**Do this**
Write out the records below once more, exactly as they stand.

:: Stored data

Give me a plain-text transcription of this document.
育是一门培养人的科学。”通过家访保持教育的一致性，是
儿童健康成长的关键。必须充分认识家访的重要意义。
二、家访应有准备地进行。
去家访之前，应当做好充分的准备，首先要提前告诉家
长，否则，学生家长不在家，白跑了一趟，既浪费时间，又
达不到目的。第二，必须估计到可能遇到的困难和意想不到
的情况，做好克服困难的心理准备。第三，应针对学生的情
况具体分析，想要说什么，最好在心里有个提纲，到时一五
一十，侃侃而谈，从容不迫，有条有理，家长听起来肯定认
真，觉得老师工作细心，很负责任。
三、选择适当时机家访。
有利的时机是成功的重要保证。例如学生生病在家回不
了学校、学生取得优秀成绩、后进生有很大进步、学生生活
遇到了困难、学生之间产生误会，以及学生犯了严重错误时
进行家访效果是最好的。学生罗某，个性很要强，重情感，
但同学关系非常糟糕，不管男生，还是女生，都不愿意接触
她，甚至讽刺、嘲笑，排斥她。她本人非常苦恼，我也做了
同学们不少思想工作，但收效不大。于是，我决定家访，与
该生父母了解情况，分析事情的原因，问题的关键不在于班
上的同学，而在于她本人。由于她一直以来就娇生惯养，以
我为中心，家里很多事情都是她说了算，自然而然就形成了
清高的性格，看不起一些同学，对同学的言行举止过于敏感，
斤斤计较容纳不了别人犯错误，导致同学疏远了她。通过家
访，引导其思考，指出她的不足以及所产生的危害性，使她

::::

**Solution to the problem**
Give me a plain-text transcription of this document.
育是一门培养人的科学。”通过家访保持教育的一致性，是
儿童健康成长的关键。必须充分认识家访的重要意义。
二、家访应有准备地进行。
去家访之前，应当做好充分的准备，首先要提前告诉家
长，否则，学生家长不在家，白跑了一趟，既浪费时间，又
达不到目的。第二，必须估计到可能遇到的困难和意想不到
的情况，做好克服困难的心理准备。第三，应针对学生的情
况具体分析，想要说什么，最好在心里有个提纲，到时一五
一十，侃侃而谈，从容不迫，有条有理，家长听起来肯定认
真，觉得老师工作细心，很负责任。
三、选择适当时机家访。
有利的时机是成功的重要保证。例如学生生病在家回不
了学校、学生取得优秀成绩、后进生有很大进步、学生生活
遇到了困难、学生之间产生误会，以及学生犯了严重错误时
进行家访效果是最好的。学生罗某，个性很要强，重情感，
但同学关系非常糟糕，不管男生，还是女生，都不愿意接触
她，甚至讽刺、嘲笑，排斥她。她本人非常苦恼，我也做了
同学们不少思想工作，但收效不大。于是，我决定家访，与
该生父母了解情况，分析事情的原因，问题的关键不在于班
上的同学，而在于她本人。由于她一直以来就娇生惯养，以
我为中心，家里很多事情都是她说了算，自然而然就形成了
清高的性格，看不起一些同学，对同学的言行举止过于敏感，
斤斤计较容纳不了别人犯错误，导致同学疏远了她。通过家
访，引导其思考，指出她的不足以及所产生的危害性，使她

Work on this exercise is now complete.